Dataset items
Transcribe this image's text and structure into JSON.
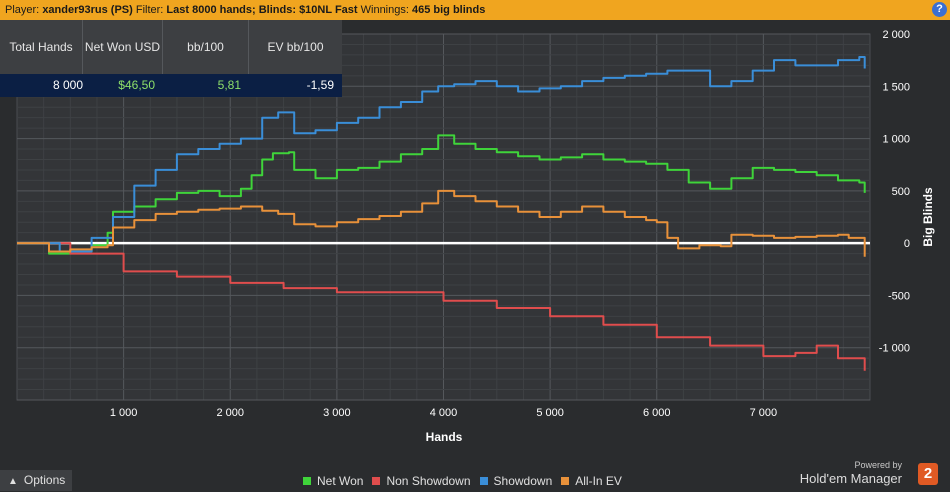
{
  "header": {
    "player_label": "Player:",
    "player_value": "xander93rus (PS)",
    "filter_label": "Filter:",
    "filter_value": "Last 8000 hands; Blinds: $10NL Fast",
    "winnings_label": "Winnings:",
    "winnings_value": "465 big blinds",
    "help_label": "?"
  },
  "stats": {
    "headers": [
      "Total Hands",
      "Net Won USD",
      "bb/100",
      "EV bb/100"
    ],
    "values": [
      "8 000",
      "$46,50",
      "5,81",
      "-1,59"
    ],
    "colors": [
      "#ffffff",
      "#8ee06a",
      "#8ee06a",
      "#ffffff"
    ]
  },
  "chart_data": {
    "type": "line",
    "xlabel": "Hands",
    "ylabel": "Big Blinds",
    "xlim": [
      0,
      8000
    ],
    "ylim": [
      -1500,
      2000
    ],
    "x_ticks": [
      1000,
      2000,
      3000,
      4000,
      5000,
      6000,
      7000
    ],
    "x_tick_labels": [
      "1 000",
      "2 000",
      "3 000",
      "4 000",
      "5 000",
      "6 000",
      "7 000"
    ],
    "y_ticks": [
      2000,
      1500,
      1000,
      500,
      0,
      -500,
      -1000
    ],
    "y_tick_labels": [
      "2 000",
      "1 500",
      "1 000",
      "500",
      "0",
      "-500",
      "-1 000"
    ],
    "grid": true,
    "legend_position": "bottom",
    "series": [
      {
        "name": "Net Won",
        "color": "#3fd43a",
        "x": [
          0,
          300,
          500,
          700,
          850,
          900,
          1100,
          1300,
          1500,
          1700,
          1900,
          2100,
          2200,
          2300,
          2400,
          2550,
          2600,
          2800,
          3000,
          3200,
          3400,
          3600,
          3800,
          3950,
          4100,
          4300,
          4500,
          4700,
          4900,
          5100,
          5300,
          5500,
          5700,
          5900,
          6100,
          6300,
          6500,
          6700,
          6900,
          7100,
          7300,
          7500,
          7700,
          7900,
          7950
        ],
        "y": [
          0,
          -100,
          -80,
          -20,
          100,
          300,
          350,
          420,
          480,
          500,
          450,
          520,
          650,
          800,
          860,
          870,
          700,
          620,
          700,
          720,
          780,
          850,
          900,
          1030,
          950,
          900,
          870,
          830,
          800,
          820,
          850,
          800,
          780,
          760,
          700,
          580,
          520,
          620,
          720,
          700,
          680,
          650,
          600,
          580,
          480
        ]
      },
      {
        "name": "Non Showdown",
        "color": "#e04d4d",
        "x": [
          0,
          500,
          1000,
          1500,
          2000,
          2500,
          3000,
          3500,
          4000,
          4500,
          5000,
          5500,
          6000,
          6500,
          7000,
          7300,
          7500,
          7700,
          7950
        ],
        "y": [
          0,
          -100,
          -270,
          -320,
          -380,
          -430,
          -470,
          -470,
          -550,
          -620,
          -700,
          -780,
          -900,
          -980,
          -1080,
          -1050,
          -980,
          -1100,
          -1220
        ]
      },
      {
        "name": "Showdown",
        "color": "#3a8ed8",
        "x": [
          0,
          400,
          700,
          900,
          1100,
          1300,
          1500,
          1700,
          1900,
          2100,
          2300,
          2450,
          2600,
          2800,
          3000,
          3200,
          3400,
          3600,
          3800,
          3950,
          4100,
          4300,
          4500,
          4700,
          4900,
          5100,
          5300,
          5500,
          5700,
          5900,
          6100,
          6300,
          6500,
          6700,
          6900,
          7100,
          7300,
          7500,
          7700,
          7900,
          7950
        ],
        "y": [
          0,
          -80,
          50,
          250,
          550,
          700,
          850,
          900,
          950,
          1000,
          1200,
          1250,
          1050,
          1080,
          1150,
          1200,
          1300,
          1350,
          1450,
          1500,
          1520,
          1550,
          1500,
          1450,
          1480,
          1500,
          1550,
          1580,
          1600,
          1620,
          1650,
          1650,
          1500,
          1550,
          1650,
          1750,
          1700,
          1700,
          1750,
          1780,
          1670
        ]
      },
      {
        "name": "All-In EV",
        "color": "#e8913a",
        "x": [
          0,
          300,
          500,
          700,
          850,
          900,
          1100,
          1300,
          1500,
          1700,
          1900,
          2100,
          2300,
          2450,
          2600,
          2800,
          3000,
          3200,
          3400,
          3600,
          3800,
          3950,
          4100,
          4300,
          4500,
          4700,
          4900,
          5100,
          5300,
          5500,
          5700,
          5900,
          6000,
          6100,
          6200,
          6400,
          6600,
          6700,
          6900,
          7100,
          7300,
          7500,
          7700,
          7800,
          7950
        ],
        "y": [
          0,
          -80,
          -60,
          -40,
          -20,
          150,
          220,
          280,
          300,
          320,
          330,
          350,
          310,
          280,
          180,
          160,
          200,
          230,
          260,
          300,
          380,
          500,
          450,
          400,
          350,
          300,
          250,
          300,
          350,
          300,
          250,
          220,
          200,
          50,
          -50,
          -20,
          -30,
          80,
          70,
          50,
          60,
          70,
          80,
          50,
          -130
        ]
      }
    ]
  },
  "bottom": {
    "options_label": "Options",
    "options_icon": "chevron-up-icon",
    "powered_by": "Powered by",
    "brand": "Hold'em Manager",
    "brand_logo_text": "2"
  }
}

*Stated exercise*
Every record gets retyped exactly; no picture goes into the copy.

*The answer*
Transcribe this image's text and structure into JSON.
{
  "header": {
    "player_label": "Player:",
    "player_value": "xander93rus (PS)",
    "filter_label": "Filter:",
    "filter_value": "Last 8000 hands; Blinds: $10NL Fast",
    "winnings_label": "Winnings:",
    "winnings_value": "465 big blinds",
    "help_label": "?"
  },
  "stats": {
    "headers": [
      "Total Hands",
      "Net Won USD",
      "bb/100",
      "EV bb/100"
    ],
    "values": [
      "8 000",
      "$46,50",
      "5,81",
      "-1,59"
    ],
    "colors": [
      "#ffffff",
      "#8ee06a",
      "#8ee06a",
      "#ffffff"
    ]
  },
  "chart_data": {
    "type": "line",
    "xlabel": "Hands",
    "ylabel": "Big Blinds",
    "xlim": [
      0,
      8000
    ],
    "ylim": [
      -1500,
      2000
    ],
    "x_ticks": [
      1000,
      2000,
      3000,
      4000,
      5000,
      6000,
      7000
    ],
    "x_tick_labels": [
      "1 000",
      "2 000",
      "3 000",
      "4 000",
      "5 000",
      "6 000",
      "7 000"
    ],
    "y_ticks": [
      2000,
      1500,
      1000,
      500,
      0,
      -500,
      -1000
    ],
    "y_tick_labels": [
      "2 000",
      "1 500",
      "1 000",
      "500",
      "0",
      "-500",
      "-1 000"
    ],
    "grid": true,
    "legend_position": "bottom",
    "series": [
      {
        "name": "Net Won",
        "color": "#3fd43a",
        "x": [
          0,
          300,
          500,
          700,
          850,
          900,
          1100,
          1300,
          1500,
          1700,
          1900,
          2100,
          2200,
          2300,
          2400,
          2550,
          2600,
          2800,
          3000,
          3200,
          3400,
          3600,
          3800,
          3950,
          4100,
          4300,
          4500,
          4700,
          4900,
          5100,
          5300,
          5500,
          5700,
          5900,
          6100,
          6300,
          6500,
          6700,
          6900,
          7100,
          7300,
          7500,
          7700,
          7900,
          7950
        ],
        "y": [
          0,
          -100,
          -80,
          -20,
          100,
          300,
          350,
          420,
          480,
          500,
          450,
          520,
          650,
          800,
          860,
          870,
          700,
          620,
          700,
          720,
          780,
          850,
          900,
          1030,
          950,
          900,
          870,
          830,
          800,
          820,
          850,
          800,
          780,
          760,
          700,
          580,
          520,
          620,
          720,
          700,
          680,
          650,
          600,
          580,
          480
        ]
      },
      {
        "name": "Non Showdown",
        "color": "#e04d4d",
        "x": [
          0,
          500,
          1000,
          1500,
          2000,
          2500,
          3000,
          3500,
          4000,
          4500,
          5000,
          5500,
          6000,
          6500,
          7000,
          7300,
          7500,
          7700,
          7950
        ],
        "y": [
          0,
          -100,
          -270,
          -320,
          -380,
          -430,
          -470,
          -470,
          -550,
          -620,
          -700,
          -780,
          -900,
          -980,
          -1080,
          -1050,
          -980,
          -1100,
          -1220
        ]
      },
      {
        "name": "Showdown",
        "color": "#3a8ed8",
        "x": [
          0,
          400,
          700,
          900,
          1100,
          1300,
          1500,
          1700,
          1900,
          2100,
          2300,
          2450,
          2600,
          2800,
          3000,
          3200,
          3400,
          3600,
          3800,
          3950,
          4100,
          4300,
          4500,
          4700,
          4900,
          5100,
          5300,
          5500,
          5700,
          5900,
          6100,
          6300,
          6500,
          6700,
          6900,
          7100,
          7300,
          7500,
          7700,
          7900,
          7950
        ],
        "y": [
          0,
          -80,
          50,
          250,
          550,
          700,
          850,
          900,
          950,
          1000,
          1200,
          1250,
          1050,
          1080,
          1150,
          1200,
          1300,
          1350,
          1450,
          1500,
          1520,
          1550,
          1500,
          1450,
          1480,
          1500,
          1550,
          1580,
          1600,
          1620,
          1650,
          1650,
          1500,
          1550,
          1650,
          1750,
          1700,
          1700,
          1750,
          1780,
          1670
        ]
      },
      {
        "name": "All-In EV",
        "color": "#e8913a",
        "x": [
          0,
          300,
          500,
          700,
          850,
          900,
          1100,
          1300,
          1500,
          1700,
          1900,
          2100,
          2300,
          2450,
          2600,
          2800,
          3000,
          3200,
          3400,
          3600,
          3800,
          3950,
          4100,
          4300,
          4500,
          4700,
          4900,
          5100,
          5300,
          5500,
          5700,
          5900,
          6000,
          6100,
          6200,
          6400,
          6600,
          6700,
          6900,
          7100,
          7300,
          7500,
          7700,
          7800,
          7950
        ],
        "y": [
          0,
          -80,
          -60,
          -40,
          -20,
          150,
          220,
          280,
          300,
          320,
          330,
          350,
          310,
          280,
          180,
          160,
          200,
          230,
          260,
          300,
          380,
          500,
          450,
          400,
          350,
          300,
          250,
          300,
          350,
          300,
          250,
          220,
          200,
          50,
          -50,
          -20,
          -30,
          80,
          70,
          50,
          60,
          70,
          80,
          50,
          -130
        ]
      }
    ]
  },
  "bottom": {
    "options_label": "Options",
    "options_icon": "chevron-up-icon",
    "powered_by": "Powered by",
    "brand": "Hold'em Manager",
    "brand_logo_text": "2"
  }
}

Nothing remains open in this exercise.